_Task to carry out_: Copy out the material below with "screenshot" changed to "screen capture" and everything else kept the same. Leave out the pictures.

============

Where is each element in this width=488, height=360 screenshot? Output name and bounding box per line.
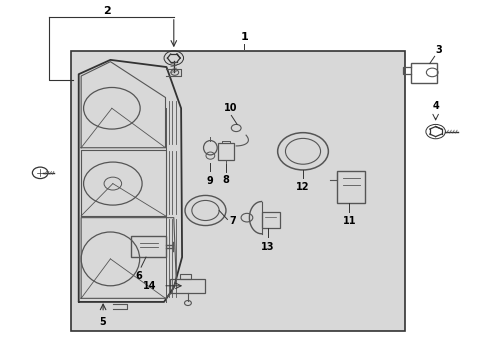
Bar — [170, 279, 205, 293]
Bar — [131, 235, 166, 257]
Text: 4: 4 — [431, 101, 438, 111]
Text: 12: 12 — [296, 182, 309, 192]
Text: 13: 13 — [261, 242, 274, 252]
Text: 11: 11 — [342, 216, 355, 226]
Text: 1: 1 — [240, 32, 248, 42]
Text: 9: 9 — [205, 176, 212, 186]
Text: 6: 6 — [135, 271, 142, 281]
Bar — [71, 51, 405, 330]
Text: 7: 7 — [229, 216, 236, 226]
Text: 10: 10 — [223, 103, 237, 113]
Text: 2: 2 — [103, 6, 111, 17]
Bar — [261, 212, 280, 228]
Text: 8: 8 — [222, 175, 229, 185]
Bar — [410, 63, 436, 83]
Bar — [336, 171, 365, 203]
Text: 5: 5 — [100, 317, 106, 327]
Text: 14: 14 — [143, 281, 157, 291]
Text: 3: 3 — [434, 45, 441, 55]
Bar — [218, 143, 233, 159]
Bar — [180, 274, 190, 279]
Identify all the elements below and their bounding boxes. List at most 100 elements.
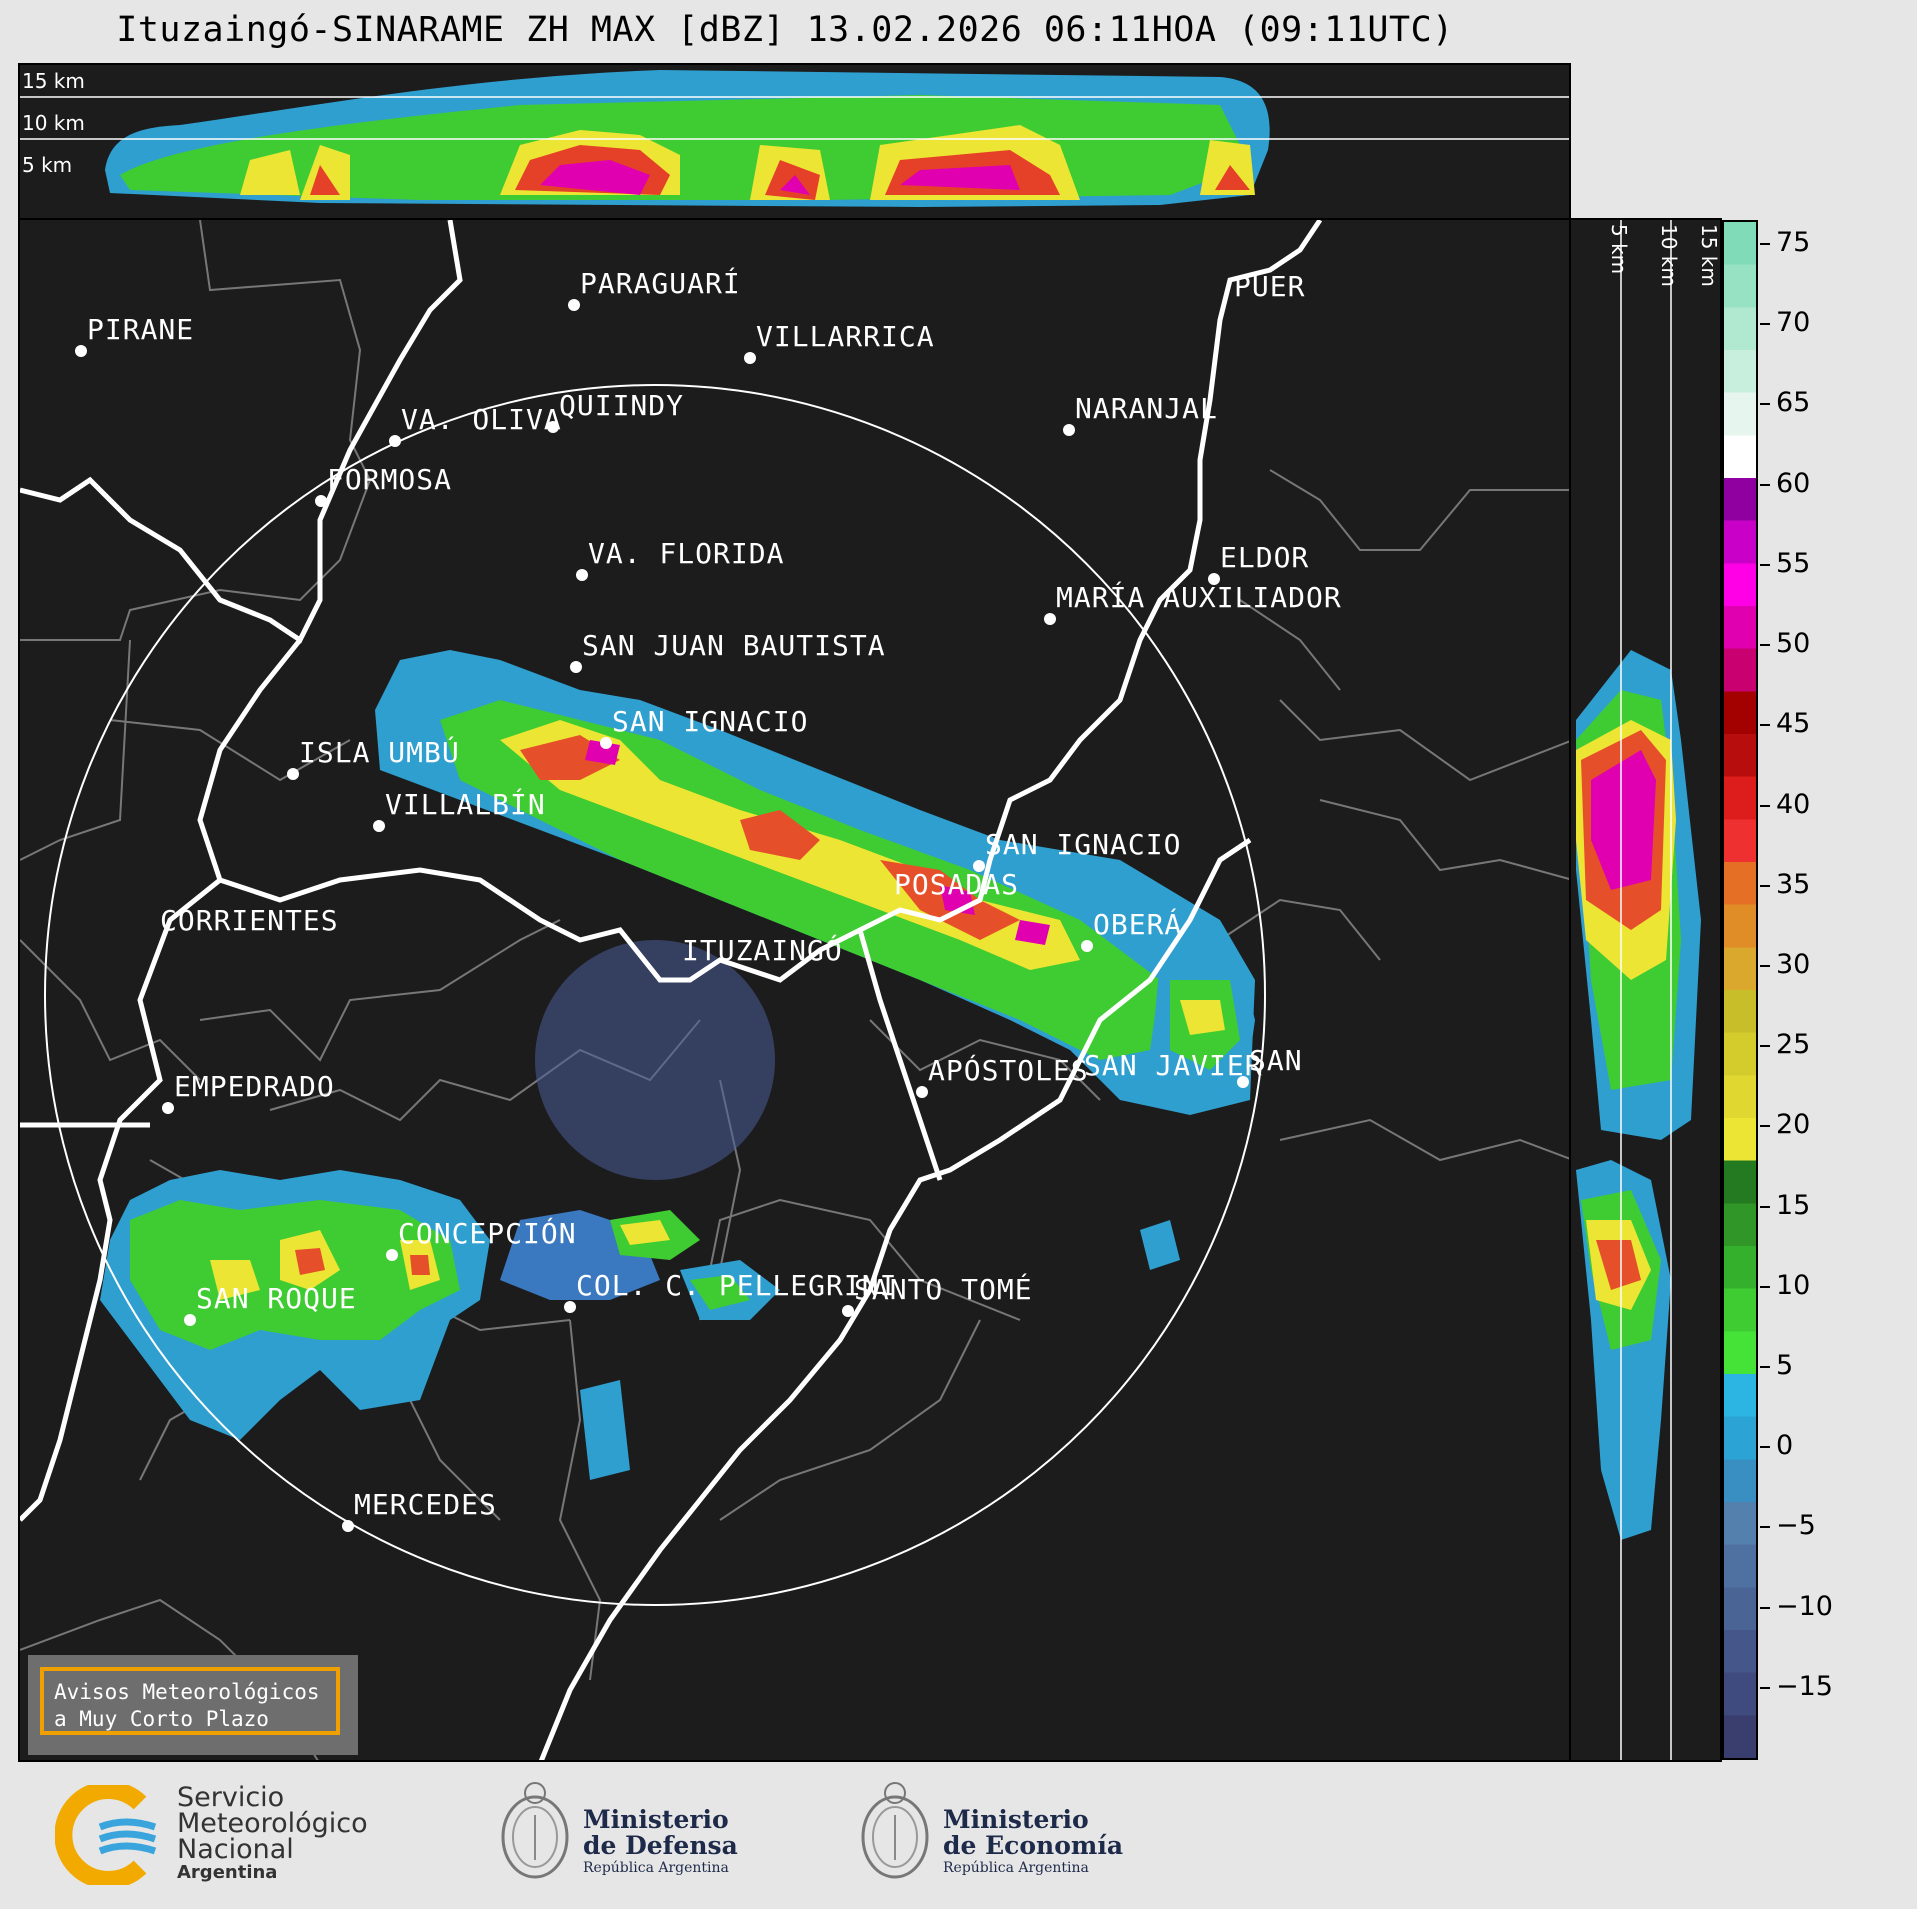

============

_Output_:
Where is each element in this width=488, height=360 screen capture? Output name and bounding box per line.
Bar — [170, 279, 205, 293]
Bar — [131, 235, 166, 257]
Text: 4: 4 — [431, 101, 438, 111]
Text: 12: 12 — [296, 182, 309, 192]
Text: 13: 13 — [261, 242, 274, 252]
Text: 11: 11 — [342, 216, 355, 226]
Text: 1: 1 — [240, 32, 248, 42]
Text: 9: 9 — [205, 176, 212, 186]
Text: 6: 6 — [135, 271, 142, 281]
Bar — [71, 51, 405, 330]
Text: 7: 7 — [229, 216, 236, 226]
Text: 10: 10 — [223, 103, 237, 113]
Text: 2: 2 — [103, 6, 111, 17]
Bar — [261, 212, 280, 228]
Text: 8: 8 — [222, 175, 229, 185]
Bar — [410, 63, 436, 83]
Bar — [336, 171, 365, 203]
Text: 5: 5 — [100, 317, 106, 327]
Text: 14: 14 — [143, 281, 157, 291]
Text: 3: 3 — [434, 45, 441, 55]
Bar — [218, 143, 233, 159]
Bar — [180, 274, 190, 279]
Identify all the elements below and their bounding boxes. List at most 100 elements.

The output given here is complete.